Reproduce all of the data exactly.

(Records excerpted from a collection)
+++

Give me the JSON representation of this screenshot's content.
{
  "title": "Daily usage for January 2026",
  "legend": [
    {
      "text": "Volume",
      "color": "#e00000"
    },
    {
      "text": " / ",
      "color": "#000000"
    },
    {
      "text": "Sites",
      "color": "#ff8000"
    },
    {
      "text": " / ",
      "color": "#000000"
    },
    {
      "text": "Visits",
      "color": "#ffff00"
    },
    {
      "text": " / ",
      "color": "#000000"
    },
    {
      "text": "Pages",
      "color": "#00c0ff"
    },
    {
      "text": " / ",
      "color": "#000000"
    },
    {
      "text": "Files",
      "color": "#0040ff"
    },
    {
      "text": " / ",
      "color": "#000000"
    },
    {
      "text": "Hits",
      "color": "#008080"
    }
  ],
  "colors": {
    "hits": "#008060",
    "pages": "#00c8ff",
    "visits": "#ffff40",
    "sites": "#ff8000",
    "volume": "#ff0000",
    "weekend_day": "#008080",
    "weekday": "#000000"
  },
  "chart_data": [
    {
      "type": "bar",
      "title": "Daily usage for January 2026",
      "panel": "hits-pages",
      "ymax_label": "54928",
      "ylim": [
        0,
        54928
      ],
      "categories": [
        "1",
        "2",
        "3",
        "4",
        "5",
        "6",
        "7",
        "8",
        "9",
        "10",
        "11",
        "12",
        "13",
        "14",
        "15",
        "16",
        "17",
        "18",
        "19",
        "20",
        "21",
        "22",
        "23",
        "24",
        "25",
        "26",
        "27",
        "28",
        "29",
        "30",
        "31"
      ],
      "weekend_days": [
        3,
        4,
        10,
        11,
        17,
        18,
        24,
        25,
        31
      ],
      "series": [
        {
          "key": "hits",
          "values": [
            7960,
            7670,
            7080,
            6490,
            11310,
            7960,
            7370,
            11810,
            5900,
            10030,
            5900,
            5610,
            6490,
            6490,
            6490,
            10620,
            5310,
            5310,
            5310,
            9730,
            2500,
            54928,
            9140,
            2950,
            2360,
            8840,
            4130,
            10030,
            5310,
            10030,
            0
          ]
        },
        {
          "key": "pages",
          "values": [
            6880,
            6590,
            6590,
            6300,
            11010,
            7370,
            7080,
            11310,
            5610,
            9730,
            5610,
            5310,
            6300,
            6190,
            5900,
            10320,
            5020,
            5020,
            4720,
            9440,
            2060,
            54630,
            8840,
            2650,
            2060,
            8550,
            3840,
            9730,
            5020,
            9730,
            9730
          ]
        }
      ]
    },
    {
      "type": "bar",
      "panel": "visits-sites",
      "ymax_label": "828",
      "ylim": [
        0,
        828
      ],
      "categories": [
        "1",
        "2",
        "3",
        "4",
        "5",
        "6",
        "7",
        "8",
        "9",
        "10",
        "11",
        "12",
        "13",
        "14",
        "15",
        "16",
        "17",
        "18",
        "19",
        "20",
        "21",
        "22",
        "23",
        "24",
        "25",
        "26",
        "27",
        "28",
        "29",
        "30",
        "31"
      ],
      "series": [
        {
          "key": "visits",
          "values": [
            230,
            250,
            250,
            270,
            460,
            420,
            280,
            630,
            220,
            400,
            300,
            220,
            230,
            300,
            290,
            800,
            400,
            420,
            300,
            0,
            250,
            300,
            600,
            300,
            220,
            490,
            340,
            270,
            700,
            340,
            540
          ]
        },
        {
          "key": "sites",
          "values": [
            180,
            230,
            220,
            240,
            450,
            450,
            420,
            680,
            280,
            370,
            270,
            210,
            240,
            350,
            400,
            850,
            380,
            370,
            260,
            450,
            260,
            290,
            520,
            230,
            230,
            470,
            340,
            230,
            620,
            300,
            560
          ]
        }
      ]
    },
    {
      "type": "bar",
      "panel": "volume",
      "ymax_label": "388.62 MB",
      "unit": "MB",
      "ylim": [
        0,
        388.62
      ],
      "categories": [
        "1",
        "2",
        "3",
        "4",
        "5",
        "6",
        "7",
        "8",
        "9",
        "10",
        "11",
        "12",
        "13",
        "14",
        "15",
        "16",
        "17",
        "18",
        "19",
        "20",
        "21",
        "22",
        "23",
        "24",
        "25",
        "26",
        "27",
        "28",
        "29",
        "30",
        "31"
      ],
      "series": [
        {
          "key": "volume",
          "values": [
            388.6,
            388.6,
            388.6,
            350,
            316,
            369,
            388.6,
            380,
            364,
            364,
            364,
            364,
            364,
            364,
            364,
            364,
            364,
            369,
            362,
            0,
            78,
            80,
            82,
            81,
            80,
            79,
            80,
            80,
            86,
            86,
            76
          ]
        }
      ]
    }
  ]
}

+++

→ **Final result**:
Give me the JSON representation of this screenshot's content.
{
  "title": "Daily usage for January 2026",
  "legend": [
    {
      "text": "Volume",
      "color": "#e00000"
    },
    {
      "text": " / ",
      "color": "#000000"
    },
    {
      "text": "Sites",
      "color": "#ff8000"
    },
    {
      "text": " / ",
      "color": "#000000"
    },
    {
      "text": "Visits",
      "color": "#ffff00"
    },
    {
      "text": " / ",
      "color": "#000000"
    },
    {
      "text": "Pages",
      "color": "#00c0ff"
    },
    {
      "text": " / ",
      "color": "#000000"
    },
    {
      "text": "Files",
      "color": "#0040ff"
    },
    {
      "text": " / ",
      "color": "#000000"
    },
    {
      "text": "Hits",
      "color": "#008080"
    }
  ],
  "colors": {
    "hits": "#008060",
    "pages": "#00c8ff",
    "visits": "#ffff40",
    "sites": "#ff8000",
    "volume": "#ff0000",
    "weekend_day": "#008080",
    "weekday": "#000000"
  },
  "chart_data": [
    {
      "type": "bar",
      "title": "Daily usage for January 2026",
      "panel": "hits-pages",
      "ymax_label": "54928",
      "ylim": [
        0,
        54928
      ],
      "categories": [
        "1",
        "2",
        "3",
        "4",
        "5",
        "6",
        "7",
        "8",
        "9",
        "10",
        "11",
        "12",
        "13",
        "14",
        "15",
        "16",
        "17",
        "18",
        "19",
        "20",
        "21",
        "22",
        "23",
        "24",
        "25",
        "26",
        "27",
        "28",
        "29",
        "30",
        "31"
      ],
      "weekend_days": [
        3,
        4,
        10,
        11,
        17,
        18,
        24,
        25,
        31
      ],
      "series": [
        {
          "key": "hits",
          "values": [
            7960,
            7670,
            7080,
            6490,
            11310,
            7960,
            7370,
            11810,
            5900,
            10030,
            5900,
            5610,
            6490,
            6490,
            6490,
            10620,
            5310,
            5310,
            5310,
            9730,
            2500,
            54928,
            9140,
            2950,
            2360,
            8840,
            4130,
            10030,
            5310,
            10030,
            0
          ]
        },
        {
          "key": "pages",
          "values": [
            6880,
            6590,
            6590,
            6300,
            11010,
            7370,
            7080,
            11310,
            5610,
            9730,
            5610,
            5310,
            6300,
            6190,
            5900,
            10320,
            5020,
            5020,
            4720,
            9440,
            2060,
            54630,
            8840,
            2650,
            2060,
            8550,
            3840,
            9730,
            5020,
            9730,
            9730
          ]
        }
      ]
    },
    {
      "type": "bar",
      "panel": "visits-sites",
      "ymax_label": "828",
      "ylim": [
        0,
        828
      ],
      "categories": [
        "1",
        "2",
        "3",
        "4",
        "5",
        "6",
        "7",
        "8",
        "9",
        "10",
        "11",
        "12",
        "13",
        "14",
        "15",
        "16",
        "17",
        "18",
        "19",
        "20",
        "21",
        "22",
        "23",
        "24",
        "25",
        "26",
        "27",
        "28",
        "29",
        "30",
        "31"
      ],
      "series": [
        {
          "key": "visits",
          "values": [
            230,
            250,
            250,
            270,
            460,
            420,
            280,
            630,
            220,
            400,
            300,
            220,
            230,
            300,
            290,
            800,
            400,
            420,
            300,
            0,
            250,
            300,
            600,
            300,
            220,
            490,
            340,
            270,
            700,
            340,
            540
          ]
        },
        {
          "key": "sites",
          "values": [
            180,
            230,
            220,
            240,
            450,
            450,
            420,
            680,
            280,
            370,
            270,
            210,
            240,
            350,
            400,
            850,
            380,
            370,
            260,
            450,
            260,
            290,
            520,
            230,
            230,
            470,
            340,
            230,
            620,
            300,
            560
          ]
        }
      ]
    },
    {
      "type": "bar",
      "panel": "volume",
      "ymax_label": "388.62 MB",
      "unit": "MB",
      "ylim": [
        0,
        388.62
      ],
      "categories": [
        "1",
        "2",
        "3",
        "4",
        "5",
        "6",
        "7",
        "8",
        "9",
        "10",
        "11",
        "12",
        "13",
        "14",
        "15",
        "16",
        "17",
        "18",
        "19",
        "20",
        "21",
        "22",
        "23",
        "24",
        "25",
        "26",
        "27",
        "28",
        "29",
        "30",
        "31"
      ],
      "series": [
        {
          "key": "volume",
          "values": [
            388.6,
            388.6,
            388.6,
            350,
            316,
            369,
            388.6,
            380,
            364,
            364,
            364,
            364,
            364,
            364,
            364,
            364,
            364,
            369,
            362,
            0,
            78,
            80,
            82,
            81,
            80,
            79,
            80,
            80,
            86,
            86,
            76
          ]
        }
      ]
    }
  ]
}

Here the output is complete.